Work to complete | Reproduce everything from the line containing "- value D1 B80C1000: [442, 195, 488, 206]" down to the line containing "- svg-text:Dis: Dis: [429, 329, 448, 344]", keeping both of those lines.

━━━ Records provided

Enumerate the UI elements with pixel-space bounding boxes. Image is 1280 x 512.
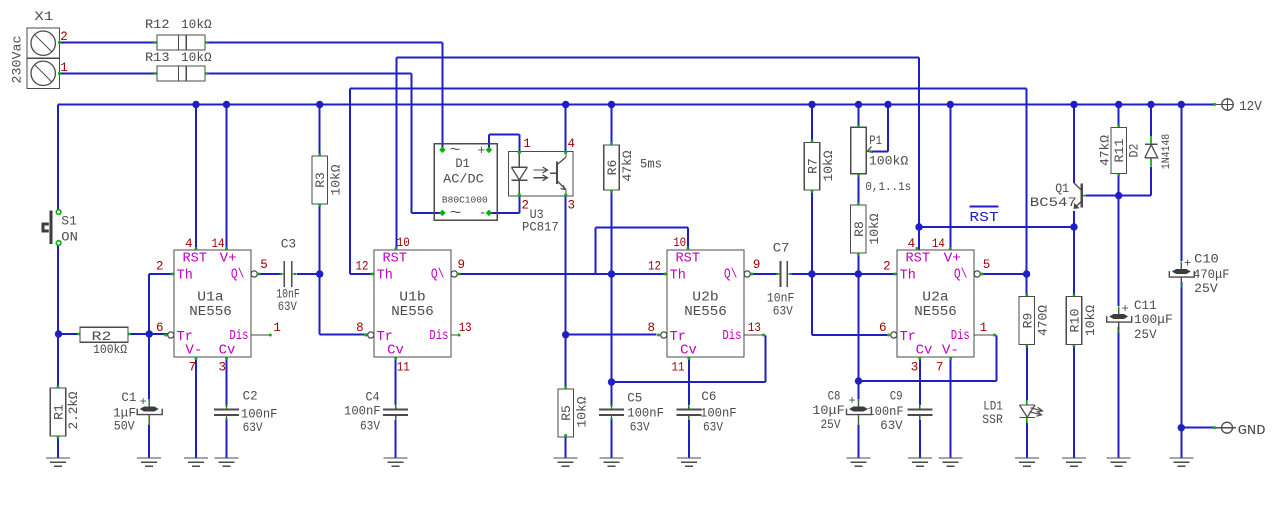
- value D1 B80C1000: [442, 195, 488, 206]
- wire U1b pin11 to C4: [395, 357, 397, 405]
- pin number X1.2: [60, 30, 68, 44]
- value R12 10k: [181, 17, 212, 32]
- svg-text:GND: GND: [1238, 424, 1266, 439]
- svg-text:+: +: [849, 394, 856, 408]
- label R8: [852, 221, 867, 237]
- capacitor C5: [599, 405, 624, 421]
- wire P1 to R8: [858, 174, 860, 205]
- svg-text:C8: C8: [828, 389, 841, 404]
- node rail R6: [608, 101, 615, 108]
- svg-text:2: 2: [883, 260, 891, 274]
- wire C4 to ground: [395, 420, 397, 458]
- wire U3 pin3 down: [565, 196, 567, 389]
- svg-text:230Vac: 230Vac: [10, 36, 25, 84]
- wire rail to Q1 collector: [1073, 105, 1075, 184]
- svg-text:Dis: Dis: [429, 329, 448, 344]
- wire U2b pin11 to C6: [688, 357, 690, 405]
- value LD1 SSR: [982, 412, 1003, 427]
- wire wiper link: [872, 105, 888, 152]
- value U1b NE556: [391, 305, 434, 320]
- svg-text:B80C1000: B80C1000: [442, 195, 488, 206]
- pin number U3 4: [568, 137, 576, 151]
- svg-text:R1: R1: [52, 404, 67, 420]
- svg-text:47kΩ: 47kΩ: [620, 150, 635, 181]
- pin name U1a Th: [177, 269, 193, 284]
- wire C8 to ground: [858, 425, 860, 458]
- pin name U2b RST: [676, 252, 701, 267]
- ground 2: [137, 458, 161, 466]
- wire U1b Q9 to U2b Th: [458, 273, 667, 275]
- label R7: [806, 158, 821, 174]
- pin name U2b Th: [670, 269, 686, 284]
- node rail P1 wiper: [884, 101, 891, 108]
- value C9: [867, 404, 903, 419]
- svg-text:100μF: 100μF: [1134, 312, 1173, 327]
- value C7: [767, 291, 795, 306]
- svg-text:V-: V-: [185, 344, 202, 359]
- wire C11 to ground: [1118, 327, 1120, 458]
- wire U1a Q5 to C3: [258, 273, 280, 275]
- value R9: [1036, 305, 1051, 336]
- op-amp U1b: [364, 247, 461, 360]
- svg-text:63V: 63V: [773, 304, 793, 319]
- svg-text:Q\: Q\: [231, 268, 245, 283]
- label Q1: [1055, 181, 1069, 196]
- svg-text:AC/DC: AC/DC: [443, 172, 484, 187]
- svg-text:12V: 12V: [1239, 100, 1263, 115]
- wire LD1 to ground: [1026, 423, 1028, 458]
- pin name U1b Th: [377, 269, 393, 284]
- wire Th link y88: [350, 88, 1027, 90]
- wire U2b RST link: [596, 228, 689, 275]
- value U3 PC817: [522, 220, 559, 235]
- label C9: [890, 389, 903, 404]
- wire 12V rail: [58, 104, 1213, 106]
- wire C1 drop: [148, 334, 150, 399]
- node R3-C3 junction: [316, 270, 323, 277]
- capacitor C10: [1169, 262, 1194, 288]
- svg-text:C6: C6: [701, 389, 716, 404]
- svg-text:R12: R12: [145, 17, 170, 32]
- value R1 2.2k: [66, 391, 81, 429]
- svg-text:63V: 63V: [360, 419, 380, 434]
- wire drop to U1b Th: [350, 89, 374, 275]
- wire base node to D2: [1150, 167, 1152, 196]
- svg-text:NE556: NE556: [914, 305, 957, 320]
- voltage C1: [114, 419, 135, 434]
- wire Dis13 line: [612, 336, 766, 383]
- svg-text:U1b: U1b: [399, 291, 425, 306]
- voltage C8: [821, 417, 841, 432]
- wire R8 down: [857, 253, 859, 274]
- label R10: [1068, 309, 1083, 333]
- label 12V: [1239, 100, 1263, 115]
- pin name U1a V-: [185, 344, 202, 359]
- wire rail to P1: [858, 105, 860, 128]
- voltage C4: [360, 419, 380, 434]
- label C2: [243, 389, 258, 404]
- svg-text:RST: RST: [906, 252, 931, 267]
- svg-text:X1: X1: [34, 9, 53, 24]
- wire C10 down to ground: [1180, 282, 1182, 458]
- mark D1 ac bottom: [450, 206, 462, 222]
- pin name U1a RST: [183, 252, 208, 267]
- svg-text:R7: R7: [806, 158, 821, 174]
- svg-text:U1a: U1a: [197, 291, 223, 306]
- pin number U2b 8: [647, 321, 655, 335]
- pin number U2b 11: [672, 361, 685, 375]
- label 230Vac: [10, 36, 25, 84]
- label GND: [1238, 424, 1266, 439]
- svg-text:12: 12: [356, 260, 369, 274]
- svg-text:12: 12: [648, 260, 661, 274]
- svg-text:63V: 63V: [278, 299, 297, 314]
- svg-text:C10: C10: [1194, 252, 1219, 267]
- svg-text:63V: 63V: [703, 420, 723, 435]
- wire rail to R3: [319, 105, 321, 157]
- svg-text:C3: C3: [281, 237, 297, 252]
- node rail D2: [1147, 101, 1154, 108]
- voltage C6: [703, 420, 723, 435]
- label C4: [366, 390, 380, 405]
- svg-text:25V: 25V: [1134, 327, 1157, 342]
- label D1: [455, 156, 470, 171]
- svg-text:1: 1: [523, 137, 531, 151]
- net label RST: [969, 206, 998, 225]
- label U2b: [692, 291, 718, 306]
- ground 4: [215, 458, 239, 466]
- pin number U1b 12: [356, 260, 369, 274]
- svg-text:1N4148: 1N4148: [1161, 134, 1173, 169]
- svg-text:8: 8: [647, 321, 655, 335]
- label U1a: [197, 291, 223, 306]
- optocoupler U3: [509, 151, 574, 197]
- capacitor C1: [137, 399, 162, 425]
- node R7-Th junction: [808, 270, 815, 277]
- label P1: [869, 133, 882, 148]
- svg-text:V-: V-: [942, 344, 959, 359]
- pin number U2a 3: [911, 361, 919, 375]
- voltage C10: [1194, 281, 1218, 296]
- label U1b: [399, 291, 425, 306]
- svg-text:14: 14: [932, 237, 945, 251]
- wire C9 to ground: [919, 420, 921, 458]
- pin name U2a Tr: [900, 330, 916, 345]
- svg-text:+: +: [140, 395, 147, 409]
- svg-text:4: 4: [908, 237, 916, 251]
- pin name U2a RST: [906, 252, 931, 267]
- label R3: [313, 172, 328, 188]
- svg-text:Cv: Cv: [387, 344, 404, 359]
- ground 12: [1015, 458, 1039, 466]
- capacitor C8: [847, 399, 872, 425]
- pin number U2a 6: [879, 321, 887, 335]
- node rail U2a.14: [947, 101, 954, 108]
- resistor R8: [851, 202, 867, 256]
- resistor R12: [154, 35, 209, 50]
- label U3: [530, 207, 544, 222]
- capacitor C9: [907, 405, 932, 421]
- plus C1: [140, 395, 147, 409]
- pin name U1a Cv: [219, 344, 236, 359]
- svg-text:-: -: [479, 206, 487, 221]
- pin number U3 2: [522, 199, 530, 213]
- ground 1: [46, 458, 70, 466]
- wire U2a pin7 to ground: [950, 357, 952, 458]
- connector X1: [27, 28, 61, 89]
- wire U2a pin14: [949, 105, 951, 251]
- label C8: [828, 389, 841, 404]
- mark D1 minus: [479, 206, 487, 221]
- pin number U2a 7: [936, 361, 944, 375]
- svg-text:PC817: PC817: [522, 220, 559, 235]
- label R11: [1112, 138, 1127, 162]
- wire C3 to node: [297, 273, 320, 275]
- svg-text:Dis: Dis: [951, 329, 970, 344]
- rectifier D1: [434, 144, 497, 221]
- label R9: [1020, 313, 1035, 329]
- op-amp U2b: [657, 247, 766, 360]
- svg-text:100kΩ: 100kΩ: [869, 154, 909, 169]
- voltage C2: [243, 420, 263, 435]
- pin name U1b Q: [431, 268, 445, 283]
- node rail R7: [808, 101, 815, 108]
- diode D2: [1145, 136, 1158, 167]
- label D2: [1127, 144, 1142, 158]
- op-amp U1a: [164, 247, 272, 360]
- node R6-Th junction: [608, 270, 615, 277]
- svg-text:6: 6: [156, 321, 164, 335]
- ground 9: [847, 458, 871, 466]
- node R8-Th junction: [855, 270, 862, 277]
- label C7: [773, 241, 790, 256]
- capacitor C11: [1107, 307, 1132, 333]
- svg-text:P1: P1: [869, 133, 882, 148]
- pin number U3 1: [523, 137, 531, 151]
- pin number U2a 1: [980, 321, 988, 335]
- svg-text:Cv: Cv: [680, 344, 697, 359]
- svg-text:5: 5: [260, 258, 268, 272]
- svg-text:Q\: Q\: [431, 268, 445, 283]
- wire rail to R7: [811, 105, 813, 143]
- label X1: [34, 9, 53, 24]
- plus C8: [849, 394, 856, 408]
- value C10: [1193, 267, 1230, 282]
- note P1 time: [865, 181, 911, 194]
- svg-text:1: 1: [60, 61, 68, 75]
- label C6: [701, 389, 716, 404]
- mark D1 plus: [478, 143, 486, 158]
- svg-text:Q\: Q\: [724, 268, 738, 283]
- node R11-base junction: [1115, 192, 1122, 199]
- wire RST horizontal: [919, 226, 1074, 228]
- svg-text:ON: ON: [61, 230, 78, 245]
- svg-text:100nF: 100nF: [700, 406, 737, 421]
- svg-text:Q\: Q\: [954, 268, 968, 283]
- svg-text:RST: RST: [676, 252, 701, 267]
- resistor R3: [312, 153, 328, 207]
- ground 10: [908, 458, 932, 466]
- wire R8 node to C8: [857, 274, 859, 381]
- wire U2a Q5 to node: [981, 273, 1027, 275]
- resistor R11: [1111, 125, 1127, 177]
- switch S1: [43, 210, 61, 246]
- svg-text:4: 4: [185, 237, 193, 251]
- capacitor C4: [383, 405, 408, 421]
- svg-text:D2: D2: [1127, 144, 1142, 158]
- mark D1 ac top: [450, 143, 461, 159]
- node rail U1a.14: [223, 101, 230, 108]
- value U2b NE556: [684, 305, 727, 320]
- svg-text:25V: 25V: [821, 417, 841, 432]
- pin name U1b Cv: [387, 344, 404, 359]
- svg-text:U2b: U2b: [692, 291, 718, 306]
- node R6-C5-Dis junction: [608, 378, 615, 385]
- svg-text:25V: 25V: [1194, 281, 1218, 296]
- label C1: [121, 390, 136, 405]
- wire R1 to ground: [57, 436, 59, 458]
- wire C5 to ground: [611, 420, 613, 458]
- wire U1a Th loop: [149, 274, 174, 334]
- wire C2 to ground: [226, 420, 228, 458]
- svg-text:C4: C4: [366, 390, 380, 405]
- svg-text:50V: 50V: [114, 419, 135, 434]
- label S1: [61, 214, 77, 229]
- wire D1+ to U3 pin1: [489, 135, 520, 153]
- wire C1 to ground: [148, 425, 150, 458]
- pin number U2a 4: [908, 237, 916, 251]
- svg-text:9: 9: [458, 258, 466, 272]
- pin name U1a V+: [220, 252, 237, 267]
- wire U1a pin4: [195, 105, 197, 251]
- value R3: [329, 164, 344, 195]
- wire X1.1 to R13: [60, 73, 157, 75]
- wire R5 to ground: [565, 434, 567, 458]
- label LD1: [983, 399, 1003, 414]
- capacitor C3: [280, 261, 297, 287]
- wire base node to C11: [1118, 196, 1120, 306]
- svg-text:0,1..1s: 0,1..1s: [865, 181, 911, 194]
- svg-text:V+: V+: [220, 252, 237, 267]
- svg-text:10: 10: [673, 236, 686, 250]
- svg-text:V+: V+: [944, 252, 961, 267]
- svg-text:NE556: NE556: [684, 305, 727, 320]
- svg-text:9: 9: [753, 258, 761, 272]
- svg-text:Dis: Dis: [229, 329, 248, 344]
- svg-text:5ms: 5ms: [640, 157, 662, 172]
- wire rail to R6: [611, 105, 613, 146]
- pin number U1a 7: [189, 361, 197, 375]
- svg-text:5: 5: [983, 258, 991, 272]
- svg-text:11: 11: [672, 361, 685, 375]
- resistor R5: [558, 386, 574, 437]
- ground 13: [1062, 458, 1086, 466]
- wire rail to C10: [1180, 105, 1182, 262]
- node Th-R2-C1 junction: [146, 330, 153, 337]
- node RST-Q1 junction: [1070, 223, 1077, 230]
- ground 8: [677, 458, 701, 466]
- pin name U2a V-: [942, 344, 959, 359]
- wire rail to D2: [1150, 105, 1152, 137]
- wire D1- to U3 pin2: [489, 196, 520, 213]
- wire drop to R9/U2a Q: [1026, 89, 1028, 297]
- svg-text:SSR: SSR: [982, 412, 1003, 427]
- value R7: [821, 150, 836, 181]
- svg-text:D1: D1: [455, 156, 470, 171]
- wire X1.2 to R12: [60, 42, 157, 44]
- svg-text:C7: C7: [773, 241, 790, 256]
- svg-text:10μF: 10μF: [812, 403, 844, 418]
- voltage C9: [880, 418, 902, 433]
- ground 5: [384, 458, 408, 466]
- wire U1a pin14: [226, 105, 228, 251]
- svg-text:Th: Th: [670, 269, 686, 284]
- value D2 1N4148: [1161, 134, 1173, 169]
- svg-text:63V: 63V: [243, 420, 263, 435]
- svg-text:BC547: BC547: [1030, 195, 1077, 210]
- pin number U1a 3: [218, 361, 226, 375]
- pin number U1b 13: [459, 321, 472, 335]
- resistor R13: [154, 66, 209, 81]
- wire rail to R11: [1118, 105, 1120, 128]
- note 5ms: [640, 157, 662, 172]
- value R2 100k: [93, 342, 127, 357]
- pin number U1a 4: [185, 237, 193, 251]
- transistor Q1: [1074, 183, 1086, 209]
- pin name U1a Q: [231, 268, 245, 283]
- value C1: [113, 406, 136, 421]
- svg-text:Dis: Dis: [722, 329, 741, 344]
- wire to U2b Tr: [566, 334, 657, 336]
- pin name U2b Cv: [680, 344, 697, 359]
- wire U1a pin3 to C2: [226, 357, 228, 405]
- svg-text:100nF: 100nF: [344, 404, 381, 419]
- value R6: [620, 150, 635, 181]
- pin name U1a Dis: [229, 329, 248, 344]
- svg-text:C11: C11: [1134, 298, 1157, 313]
- pin name U2a Q: [954, 268, 968, 283]
- node rail Q1: [1070, 101, 1077, 108]
- value C3: [276, 287, 300, 302]
- pin number U1a 6: [156, 321, 164, 335]
- node U3.3 branch: [562, 331, 569, 338]
- svg-text:100nF: 100nF: [867, 404, 903, 419]
- ground 14: [1107, 458, 1131, 466]
- svg-text:R11: R11: [1112, 138, 1127, 162]
- pin number U2a 14: [932, 237, 945, 251]
- pin number U1b 10: [397, 236, 410, 250]
- op-amp U2a: [887, 247, 996, 360]
- wire C8 drop: [858, 381, 860, 399]
- pin number U1a 2: [156, 260, 164, 274]
- svg-text:Th: Th: [900, 269, 916, 284]
- pin number U3 3: [568, 199, 576, 213]
- pin name U2a Th: [900, 269, 916, 284]
- label R12: [145, 17, 170, 32]
- svg-text:Q1: Q1: [1055, 181, 1069, 196]
- node rail U1a.4: [192, 101, 199, 108]
- pin name U2a Cv: [916, 344, 933, 359]
- wire U2b Q9 to C7: [751, 273, 778, 275]
- ground 15: [1169, 458, 1193, 466]
- svg-text:Cv: Cv: [916, 344, 933, 359]
- node rail U3.4: [562, 101, 569, 108]
- pin number U1a 14: [212, 237, 225, 251]
- label R6: [605, 160, 620, 176]
- wire Q1 emitter down to R10: [1073, 211, 1075, 297]
- label R13: [145, 50, 170, 65]
- label ON: [61, 230, 78, 245]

━━━━━━

Written solution |
- value D1 B80C1000: [442, 195, 488, 206]
- wire U1b pin11 to C4: [395, 357, 397, 405]
- pin number X1.2: [60, 30, 68, 44]
- value R12 10k: [181, 17, 212, 32]
- svg-text:GND: GND: [1238, 424, 1266, 439]
- svg-text:+: +: [849, 394, 856, 408]
- label R8: [852, 221, 867, 237]
- capacitor C5: [599, 405, 624, 421]
- wire P1 to R8: [858, 174, 860, 205]
- svg-text:C8: C8: [828, 389, 841, 404]
- node rail R6: [608, 101, 615, 108]
- svg-text:2: 2: [883, 260, 891, 274]
- wire C4 to ground: [395, 420, 397, 458]
- wire U3 pin3 down: [565, 196, 567, 389]
- svg-text:230Vac: 230Vac: [10, 36, 25, 84]
- wire rail to Q1 collector: [1073, 105, 1075, 184]
- svg-text:Dis: Dis: [429, 329, 448, 344]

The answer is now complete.